▶ Do this:
Copy out the whole listing exactly as written, leaving the pictures behind.

______

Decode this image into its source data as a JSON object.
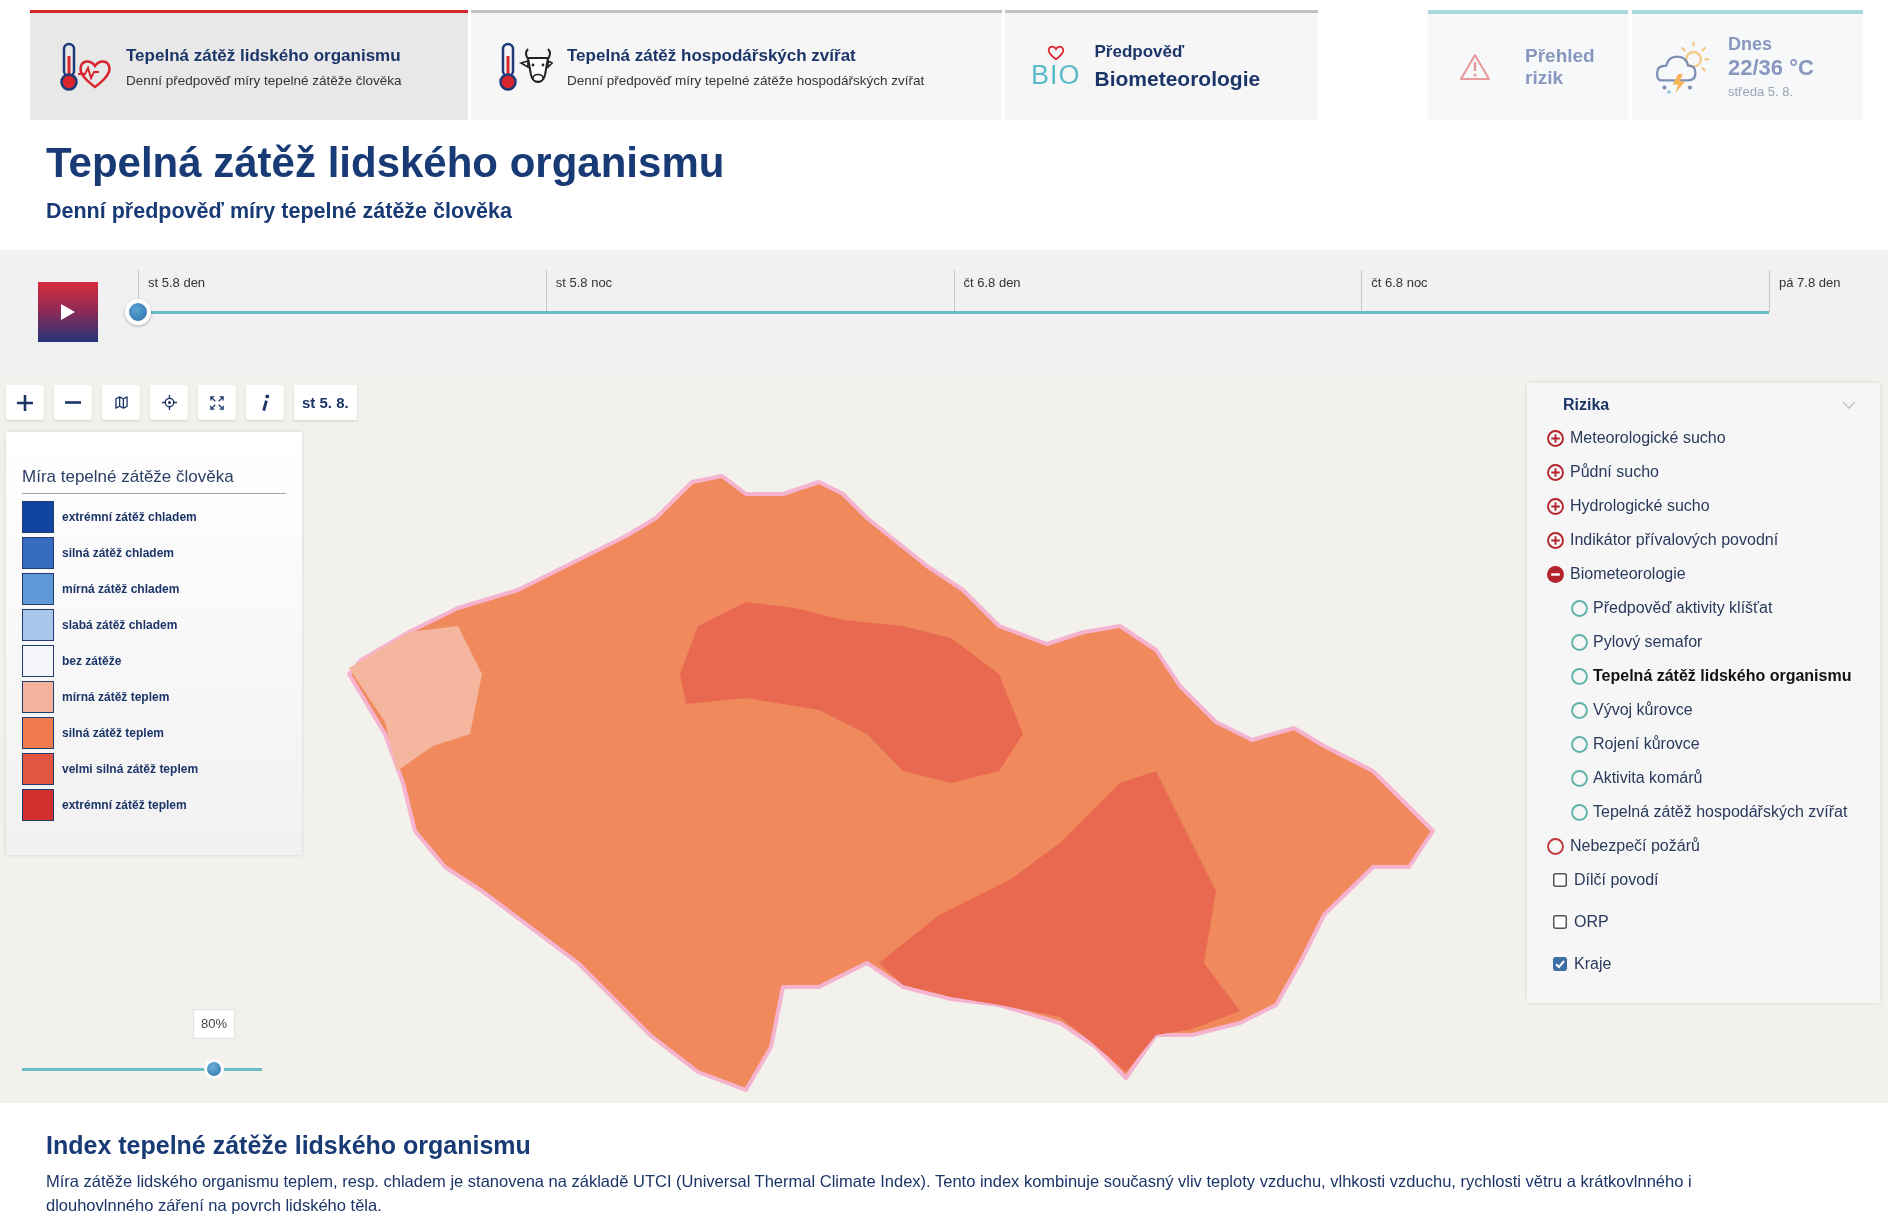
{
  "tabs": [
    {
      "kind": "human",
      "title": "Tepelná zátěž lidského organismu",
      "subtitle": "Denní předpověď míry tepelné zátěže člověka",
      "selected": true
    },
    {
      "kind": "animal",
      "title": "Tepelná zátěž hospodářských zvířat",
      "subtitle": "Denní předpověď míry tepelné zátěže hospodářských zvířat",
      "selected": false
    },
    {
      "kind": "bio",
      "logo": "BIO",
      "title": "Předpověď",
      "subtitle": "Biometeorologie",
      "selected": false
    }
  ],
  "quick_links": [
    {
      "kind": "risks",
      "label": "Přehled rizik"
    },
    {
      "kind": "weather",
      "day": "Dnes",
      "temperature": "22/36 °C",
      "date": "středa 5. 8."
    }
  ],
  "page": {
    "title": "Tepelná zátěž lidského organismu",
    "subtitle": "Denní předpověď míry tepelné zátěže člověka"
  },
  "timeline": {
    "playing": false,
    "labels": [
      "st 5.8 den",
      "st 5.8 noc",
      "čt 6.8 den",
      "čt 6.8 noc",
      "pá 7.8 den"
    ],
    "level": 0
  },
  "map": {
    "toolbar": [
      {
        "kind": "zoom_in"
      },
      {
        "kind": "zoom_out"
      },
      {
        "kind": "basemap"
      },
      {
        "kind": "locate"
      },
      {
        "kind": "fullscreen"
      },
      {
        "kind": "info"
      }
    ],
    "date": "st 5. 8.",
    "legend": {
      "title": "Míra tepelné zátěže člověka",
      "items": [
        {
          "label": "extrémní zátěž chladem",
          "color": "#1245a0"
        },
        {
          "label": "silná zátěž chladem",
          "color": "#356cc0"
        },
        {
          "label": "mírná zátěž chladem",
          "color": "#5f99da"
        },
        {
          "label": "slabá zátěž chladem",
          "color": "#a9c7ea"
        },
        {
          "label": "bez zátěže",
          "color": "#f3f5f8"
        },
        {
          "label": "mírná zátěž teplem",
          "color": "#f2b29b"
        },
        {
          "label": "silná zátěž teplem",
          "color": "#ef7b4f"
        },
        {
          "label": "velmi silná zátěž teplem",
          "color": "#e05640"
        },
        {
          "label": "extrémní zátěž teplem",
          "color": "#d12f2d"
        }
      ]
    },
    "layers": {
      "title": "Rizika",
      "items": [
        {
          "kind": "group",
          "label": "Meteorologické sucho",
          "expanded": false
        },
        {
          "kind": "group",
          "label": "Půdní sucho",
          "expanded": false
        },
        {
          "kind": "group",
          "label": "Hydrologické sucho",
          "expanded": false
        },
        {
          "kind": "group",
          "label": "Indikátor přívalových povodní",
          "expanded": false
        },
        {
          "kind": "group",
          "label": "Biometeorologie",
          "expanded": true,
          "children": [
            {
              "label": "Předpověď aktivity klíšťat",
              "selected": false
            },
            {
              "label": "Pylový semafor",
              "selected": false
            },
            {
              "label": "Tepelná zátěž lidského organismu",
              "selected": true
            },
            {
              "label": "Vývoj kůrovce",
              "selected": false
            },
            {
              "label": "Rojení kůrovce",
              "selected": false
            },
            {
              "label": "Aktivita komárů",
              "selected": false
            },
            {
              "label": "Tepelná zátěž hospodářských zvířat",
              "selected": false
            }
          ]
        },
        {
          "kind": "layer",
          "label": "Nebezpečí požárů",
          "selected": false
        }
      ],
      "overlays": [
        {
          "label": "Dílčí povodí",
          "checked": false
        },
        {
          "label": "ORP",
          "checked": false
        },
        {
          "label": "Kraje",
          "checked": true
        }
      ]
    },
    "opacity": {
      "label": "80%",
      "level": 0.8
    }
  },
  "info": {
    "title": "Index tepelné zátěže lidského organismu",
    "text": "Míra zátěže lidského organismu teplem, resp. chladem je stanovena na základě UTCI (Universal Thermal Climate Index). Tento index kombinuje současný vliv teploty vzduchu, vlhkosti vzduchu, rychlosti větru a krátkovlnného i dlouhovlnného záření na povrch lidského těla."
  }
}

______

▶ Finished exercise:
Decode this image into its source data as a JSON object.
{
  "tabs": [
    {
      "kind": "human",
      "title": "Tepelná zátěž lidského organismu",
      "subtitle": "Denní předpověď míry tepelné zátěže člověka",
      "selected": true
    },
    {
      "kind": "animal",
      "title": "Tepelná zátěž hospodářských zvířat",
      "subtitle": "Denní předpověď míry tepelné zátěže hospodářských zvířat",
      "selected": false
    },
    {
      "kind": "bio",
      "logo": "BIO",
      "title": "Předpověď",
      "subtitle": "Biometeorologie",
      "selected": false
    }
  ],
  "quick_links": [
    {
      "kind": "risks",
      "label": "Přehled rizik"
    },
    {
      "kind": "weather",
      "day": "Dnes",
      "temperature": "22/36 °C",
      "date": "středa 5. 8."
    }
  ],
  "page": {
    "title": "Tepelná zátěž lidského organismu",
    "subtitle": "Denní předpověď míry tepelné zátěže člověka"
  },
  "timeline": {
    "playing": false,
    "labels": [
      "st 5.8 den",
      "st 5.8 noc",
      "čt 6.8 den",
      "čt 6.8 noc",
      "pá 7.8 den"
    ],
    "level": 0
  },
  "map": {
    "toolbar": [
      {
        "kind": "zoom_in"
      },
      {
        "kind": "zoom_out"
      },
      {
        "kind": "basemap"
      },
      {
        "kind": "locate"
      },
      {
        "kind": "fullscreen"
      },
      {
        "kind": "info"
      }
    ],
    "date": "st 5. 8.",
    "legend": {
      "title": "Míra tepelné zátěže člověka",
      "items": [
        {
          "label": "extrémní zátěž chladem",
          "color": "#1245a0"
        },
        {
          "label": "silná zátěž chladem",
          "color": "#356cc0"
        },
        {
          "label": "mírná zátěž chladem",
          "color": "#5f99da"
        },
        {
          "label": "slabá zátěž chladem",
          "color": "#a9c7ea"
        },
        {
          "label": "bez zátěže",
          "color": "#f3f5f8"
        },
        {
          "label": "mírná zátěž teplem",
          "color": "#f2b29b"
        },
        {
          "label": "silná zátěž teplem",
          "color": "#ef7b4f"
        },
        {
          "label": "velmi silná zátěž teplem",
          "color": "#e05640"
        },
        {
          "label": "extrémní zátěž teplem",
          "color": "#d12f2d"
        }
      ]
    },
    "layers": {
      "title": "Rizika",
      "items": [
        {
          "kind": "group",
          "label": "Meteorologické sucho",
          "expanded": false
        },
        {
          "kind": "group",
          "label": "Půdní sucho",
          "expanded": false
        },
        {
          "kind": "group",
          "label": "Hydrologické sucho",
          "expanded": false
        },
        {
          "kind": "group",
          "label": "Indikátor přívalových povodní",
          "expanded": false
        },
        {
          "kind": "group",
          "label": "Biometeorologie",
          "expanded": true,
          "children": [
            {
              "label": "Předpověď aktivity klíšťat",
              "selected": false
            },
            {
              "label": "Pylový semafor",
              "selected": false
            },
            {
              "label": "Tepelná zátěž lidského organismu",
              "selected": true
            },
            {
              "label": "Vývoj kůrovce",
              "selected": false
            },
            {
              "label": "Rojení kůrovce",
              "selected": false
            },
            {
              "label": "Aktivita komárů",
              "selected": false
            },
            {
              "label": "Tepelná zátěž hospodářských zvířat",
              "selected": false
            }
          ]
        },
        {
          "kind": "layer",
          "label": "Nebezpečí požárů",
          "selected": false
        }
      ],
      "overlays": [
        {
          "label": "Dílčí povodí",
          "checked": false
        },
        {
          "label": "ORP",
          "checked": false
        },
        {
          "label": "Kraje",
          "checked": true
        }
      ]
    },
    "opacity": {
      "label": "80%",
      "level": 0.8
    }
  },
  "info": {
    "title": "Index tepelné zátěže lidského organismu",
    "text": "Míra zátěže lidského organismu teplem, resp. chladem je stanovena na základě UTCI (Universal Thermal Climate Index). Tento index kombinuje současný vliv teploty vzduchu, vlhkosti vzduchu, rychlosti větru a krátkovlnného i dlouhovlnného záření na povrch lidského těla."
  }
}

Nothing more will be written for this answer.